-- BEGIN --

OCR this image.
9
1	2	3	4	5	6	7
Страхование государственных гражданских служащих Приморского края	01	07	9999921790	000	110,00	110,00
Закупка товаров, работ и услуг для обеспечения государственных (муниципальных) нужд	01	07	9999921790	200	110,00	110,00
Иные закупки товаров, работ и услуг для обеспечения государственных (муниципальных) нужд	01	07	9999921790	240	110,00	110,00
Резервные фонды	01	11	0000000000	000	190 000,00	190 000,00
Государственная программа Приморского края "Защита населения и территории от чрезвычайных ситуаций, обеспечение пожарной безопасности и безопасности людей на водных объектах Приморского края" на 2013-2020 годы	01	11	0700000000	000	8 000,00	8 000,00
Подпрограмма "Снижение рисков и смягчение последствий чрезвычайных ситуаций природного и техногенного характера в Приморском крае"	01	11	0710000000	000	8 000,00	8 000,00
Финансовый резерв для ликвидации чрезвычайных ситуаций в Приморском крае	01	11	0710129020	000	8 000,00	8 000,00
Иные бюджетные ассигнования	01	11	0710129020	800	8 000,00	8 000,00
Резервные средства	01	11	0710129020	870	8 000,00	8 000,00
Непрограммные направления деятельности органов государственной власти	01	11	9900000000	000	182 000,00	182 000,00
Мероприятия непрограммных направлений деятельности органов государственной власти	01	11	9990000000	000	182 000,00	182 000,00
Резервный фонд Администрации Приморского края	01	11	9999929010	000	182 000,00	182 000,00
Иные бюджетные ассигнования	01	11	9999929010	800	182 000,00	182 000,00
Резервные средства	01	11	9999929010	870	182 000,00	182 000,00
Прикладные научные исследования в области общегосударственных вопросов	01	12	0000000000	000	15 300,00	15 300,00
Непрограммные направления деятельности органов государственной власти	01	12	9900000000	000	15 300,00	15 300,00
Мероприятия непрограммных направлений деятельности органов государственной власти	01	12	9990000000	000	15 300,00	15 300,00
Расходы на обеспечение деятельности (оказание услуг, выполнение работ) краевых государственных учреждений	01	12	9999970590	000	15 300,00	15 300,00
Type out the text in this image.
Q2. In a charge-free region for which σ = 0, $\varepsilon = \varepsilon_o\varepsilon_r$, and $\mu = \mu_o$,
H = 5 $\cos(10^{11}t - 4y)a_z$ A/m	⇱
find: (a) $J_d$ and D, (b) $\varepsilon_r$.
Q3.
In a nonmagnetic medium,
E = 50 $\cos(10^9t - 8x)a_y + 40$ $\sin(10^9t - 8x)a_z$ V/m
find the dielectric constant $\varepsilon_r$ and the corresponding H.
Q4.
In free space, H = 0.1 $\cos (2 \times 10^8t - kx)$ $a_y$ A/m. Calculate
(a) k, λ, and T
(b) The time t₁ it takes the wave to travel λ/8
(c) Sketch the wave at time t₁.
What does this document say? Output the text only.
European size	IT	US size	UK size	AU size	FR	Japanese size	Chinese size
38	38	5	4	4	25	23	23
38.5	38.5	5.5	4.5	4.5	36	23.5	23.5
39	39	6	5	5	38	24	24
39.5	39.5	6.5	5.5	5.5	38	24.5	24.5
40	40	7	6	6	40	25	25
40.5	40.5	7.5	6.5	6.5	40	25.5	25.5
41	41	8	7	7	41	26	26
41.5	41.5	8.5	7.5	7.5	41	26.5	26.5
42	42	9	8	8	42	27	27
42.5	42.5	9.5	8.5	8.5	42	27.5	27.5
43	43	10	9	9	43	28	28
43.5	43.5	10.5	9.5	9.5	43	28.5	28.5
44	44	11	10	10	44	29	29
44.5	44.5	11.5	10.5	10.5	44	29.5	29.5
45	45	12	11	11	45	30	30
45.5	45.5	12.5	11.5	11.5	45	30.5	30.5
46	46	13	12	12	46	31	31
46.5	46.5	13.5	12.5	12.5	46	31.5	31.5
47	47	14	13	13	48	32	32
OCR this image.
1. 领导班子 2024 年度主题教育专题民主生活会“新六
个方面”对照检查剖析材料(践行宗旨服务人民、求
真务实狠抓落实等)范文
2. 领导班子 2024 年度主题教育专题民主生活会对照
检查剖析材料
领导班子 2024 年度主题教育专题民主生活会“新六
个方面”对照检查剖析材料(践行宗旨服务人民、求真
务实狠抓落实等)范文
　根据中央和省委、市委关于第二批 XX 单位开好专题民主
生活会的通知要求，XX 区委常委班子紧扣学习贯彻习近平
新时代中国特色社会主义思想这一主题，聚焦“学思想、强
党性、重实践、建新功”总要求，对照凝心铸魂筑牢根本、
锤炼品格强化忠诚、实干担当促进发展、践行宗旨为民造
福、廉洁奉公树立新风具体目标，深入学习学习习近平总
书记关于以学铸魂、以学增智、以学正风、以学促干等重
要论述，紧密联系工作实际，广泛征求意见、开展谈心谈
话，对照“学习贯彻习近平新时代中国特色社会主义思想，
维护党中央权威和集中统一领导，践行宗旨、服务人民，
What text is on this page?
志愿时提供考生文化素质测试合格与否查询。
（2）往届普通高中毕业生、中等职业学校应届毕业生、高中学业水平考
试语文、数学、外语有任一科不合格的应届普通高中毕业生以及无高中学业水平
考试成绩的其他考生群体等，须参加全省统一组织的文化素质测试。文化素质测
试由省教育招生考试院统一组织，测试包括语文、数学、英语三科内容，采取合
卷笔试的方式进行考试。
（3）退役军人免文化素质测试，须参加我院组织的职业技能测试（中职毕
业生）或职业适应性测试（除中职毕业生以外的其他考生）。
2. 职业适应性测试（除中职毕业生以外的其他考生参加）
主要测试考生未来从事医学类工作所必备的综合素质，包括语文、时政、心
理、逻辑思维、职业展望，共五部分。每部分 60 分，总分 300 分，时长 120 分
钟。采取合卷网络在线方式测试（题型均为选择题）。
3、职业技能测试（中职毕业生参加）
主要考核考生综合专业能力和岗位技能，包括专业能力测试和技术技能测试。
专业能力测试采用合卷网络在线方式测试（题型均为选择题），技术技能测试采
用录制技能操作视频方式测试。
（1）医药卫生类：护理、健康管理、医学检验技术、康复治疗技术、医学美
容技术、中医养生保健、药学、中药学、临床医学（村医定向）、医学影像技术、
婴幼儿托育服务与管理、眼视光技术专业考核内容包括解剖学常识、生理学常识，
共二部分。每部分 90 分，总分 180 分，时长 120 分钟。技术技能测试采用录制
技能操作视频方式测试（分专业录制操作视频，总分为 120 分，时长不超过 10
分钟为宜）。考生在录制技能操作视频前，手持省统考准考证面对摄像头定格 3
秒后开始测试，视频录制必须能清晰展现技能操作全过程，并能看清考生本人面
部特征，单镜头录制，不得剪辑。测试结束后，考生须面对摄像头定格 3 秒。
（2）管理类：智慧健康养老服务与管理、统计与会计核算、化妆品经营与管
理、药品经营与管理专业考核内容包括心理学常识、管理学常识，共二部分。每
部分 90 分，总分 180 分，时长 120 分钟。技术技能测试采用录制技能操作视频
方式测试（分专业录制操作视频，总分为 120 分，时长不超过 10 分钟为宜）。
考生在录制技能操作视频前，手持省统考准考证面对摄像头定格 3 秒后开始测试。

-- END --

BRIEF: Copy down the whole of the data above, matching it exactly.

TASK SOLUTION:
OCR this image.
9
1	2	3	4	5	6	7
Страхование государственных гражданских служащих Приморского края	01	07	9999921790	000	110,00	110,00
Закупка товаров, работ и услуг для обеспечения государственных (муниципальных) нужд	01	07	9999921790	200	110,00	110,00
Иные закупки товаров, работ и услуг для обеспечения государственных (муниципальных) нужд	01	07	9999921790	240	110,00	110,00
Резервные фонды	01	11	0000000000	000	190 000,00	190 000,00
Государственная программа Приморского края "Защита населения и территории от чрезвычайных ситуаций, обеспечение пожарной безопасности и безопасности людей на водных объектах Приморского края" на 2013-2020 годы	01	11	0700000000	000	8 000,00	8 000,00
Подпрограмма "Снижение рисков и смягчение последствий чрезвычайных ситуаций природного и техногенного характера в Приморском крае"	01	11	0710000000	000	8 000,00	8 000,00
Финансовый резерв для ликвидации чрезвычайных ситуаций в Приморском крае	01	11	0710129020	000	8 000,00	8 000,00
Иные бюджетные ассигнования	01	11	0710129020	800	8 000,00	8 000,00
Резервные средства	01	11	0710129020	870	8 000,00	8 000,00
Непрограммные направления деятельности органов государственной власти	01	11	9900000000	000	182 000,00	182 000,00
Мероприятия непрограммных направлений деятельности органов государственной власти	01	11	9990000000	000	182 000,00	182 000,00
Резервный фонд Администрации Приморского края	01	11	9999929010	000	182 000,00	182 000,00
Иные бюджетные ассигнования	01	11	9999929010	800	182 000,00	182 000,00
Резервные средства	01	11	9999929010	870	182 000,00	182 000,00
Прикладные научные исследования в области общегосударственных вопросов	01	12	0000000000	000	15 300,00	15 300,00
Непрограммные направления деятельности органов государственной власти	01	12	9900000000	000	15 300,00	15 300,00
Мероприятия непрограммных направлений деятельности органов государственной власти	01	12	9990000000	000	15 300,00	15 300,00
Расходы на обеспечение деятельности (оказание услуг, выполнение работ) краевых государственных учреждений	01	12	9999970590	000	15 300,00	15 300,00
Type out the text in this image.
Q2. In a charge-free region for which σ = 0, $\varepsilon = \varepsilon_o\varepsilon_r$, and $\mu = \mu_o$,
H = 5 $\cos(10^{11}t - 4y)a_z$ A/m	⇱
find: (a) $J_d$ and D, (b) $\varepsilon_r$.
Q3.
In a nonmagnetic medium,
E = 50 $\cos(10^9t - 8x)a_y + 40$ $\sin(10^9t - 8x)a_z$ V/m
find the dielectric constant $\varepsilon_r$ and the corresponding H.
Q4.
In free space, H = 0.1 $\cos (2 \times 10^8t - kx)$ $a_y$ A/m. Calculate
(a) k, λ, and T
(b) The time t₁ it takes the wave to travel λ/8
(c) Sketch the wave at time t₁.
What does this document say? Output the text only.
European size	IT	US size	UK size	AU size	FR	Japanese size	Chinese size
38	38	5	4	4	25	23	23
38.5	38.5	5.5	4.5	4.5	36	23.5	23.5
39	39	6	5	5	38	24	24
39.5	39.5	6.5	5.5	5.5	38	24.5	24.5
40	40	7	6	6	40	25	25
40.5	40.5	7.5	6.5	6.5	40	25.5	25.5
41	41	8	7	7	41	26	26
41.5	41.5	8.5	7.5	7.5	41	26.5	26.5
42	42	9	8	8	42	27	27
42.5	42.5	9.5	8.5	8.5	42	27.5	27.5
43	43	10	9	9	43	28	28
43.5	43.5	10.5	9.5	9.5	43	28.5	28.5
44	44	11	10	10	44	29	29
44.5	44.5	11.5	10.5	10.5	44	29.5	29.5
45	45	12	11	11	45	30	30
45.5	45.5	12.5	11.5	11.5	45	30.5	30.5
46	46	13	12	12	46	31	31
46.5	46.5	13.5	12.5	12.5	46	31.5	31.5
47	47	14	13	13	48	32	32
OCR this image.
1. 领导班子 2024 年度主题教育专题民主生活会“新六
个方面”对照检查剖析材料(践行宗旨服务人民、求
真务实狠抓落实等)范文
2. 领导班子 2024 年度主题教育专题民主生活会对照
检查剖析材料
领导班子 2024 年度主题教育专题民主生活会“新六
个方面”对照检查剖析材料(践行宗旨服务人民、求真
务实狠抓落实等)范文
　根据中央和省委、市委关于第二批 XX 单位开好专题民主
生活会的通知要求，XX 区委常委班子紧扣学习贯彻习近平
新时代中国特色社会主义思想这一主题，聚焦“学思想、强
党性、重实践、建新功”总要求，对照凝心铸魂筑牢根本、
锤炼品格强化忠诚、实干担当促进发展、践行宗旨为民造
福、廉洁奉公树立新风具体目标，深入学习学习习近平总
书记关于以学铸魂、以学增智、以学正风、以学促干等重
要论述，紧密联系工作实际，广泛征求意见、开展谈心谈
话，对照“学习贯彻习近平新时代中国特色社会主义思想，
维护党中央权威和集中统一领导，践行宗旨、服务人民，
What text is on this page?
志愿时提供考生文化素质测试合格与否查询。
（2）往届普通高中毕业生、中等职业学校应届毕业生、高中学业水平考
试语文、数学、外语有任一科不合格的应届普通高中毕业生以及无高中学业水平
考试成绩的其他考生群体等，须参加全省统一组织的文化素质测试。文化素质测
试由省教育招生考试院统一组织，测试包括语文、数学、英语三科内容，采取合
卷笔试的方式进行考试。
（3）退役军人免文化素质测试，须参加我院组织的职业技能测试（中职毕
业生）或职业适应性测试（除中职毕业生以外的其他考生）。
2. 职业适应性测试（除中职毕业生以外的其他考生参加）
主要测试考生未来从事医学类工作所必备的综合素质，包括语文、时政、心
理、逻辑思维、职业展望，共五部分。每部分 60 分，总分 300 分，时长 120 分
钟。采取合卷网络在线方式测试（题型均为选择题）。
3、职业技能测试（中职毕业生参加）
主要考核考生综合专业能力和岗位技能，包括专业能力测试和技术技能测试。
专业能力测试采用合卷网络在线方式测试（题型均为选择题），技术技能测试采
用录制技能操作视频方式测试。
（1）医药卫生类：护理、健康管理、医学检验技术、康复治疗技术、医学美
容技术、中医养生保健、药学、中药学、临床医学（村医定向）、医学影像技术、
婴幼儿托育服务与管理、眼视光技术专业考核内容包括解剖学常识、生理学常识，
共二部分。每部分 90 分，总分 180 分，时长 120 分钟。技术技能测试采用录制
技能操作视频方式测试（分专业录制操作视频，总分为 120 分，时长不超过 10
分钟为宜）。考生在录制技能操作视频前，手持省统考准考证面对摄像头定格 3
秒后开始测试，视频录制必须能清晰展现技能操作全过程，并能看清考生本人面
部特征，单镜头录制，不得剪辑。测试结束后，考生须面对摄像头定格 3 秒。
（2）管理类：智慧健康养老服务与管理、统计与会计核算、化妆品经营与管
理、药品经营与管理专业考核内容包括心理学常识、管理学常识，共二部分。每
部分 90 分，总分 180 分，时长 120 分钟。技术技能测试采用录制技能操作视频
方式测试（分专业录制操作视频，总分为 120 分，时长不超过 10 分钟为宜）。
考生在录制技能操作视频前，手持省统考准考证面对摄像头定格 3 秒后开始测试。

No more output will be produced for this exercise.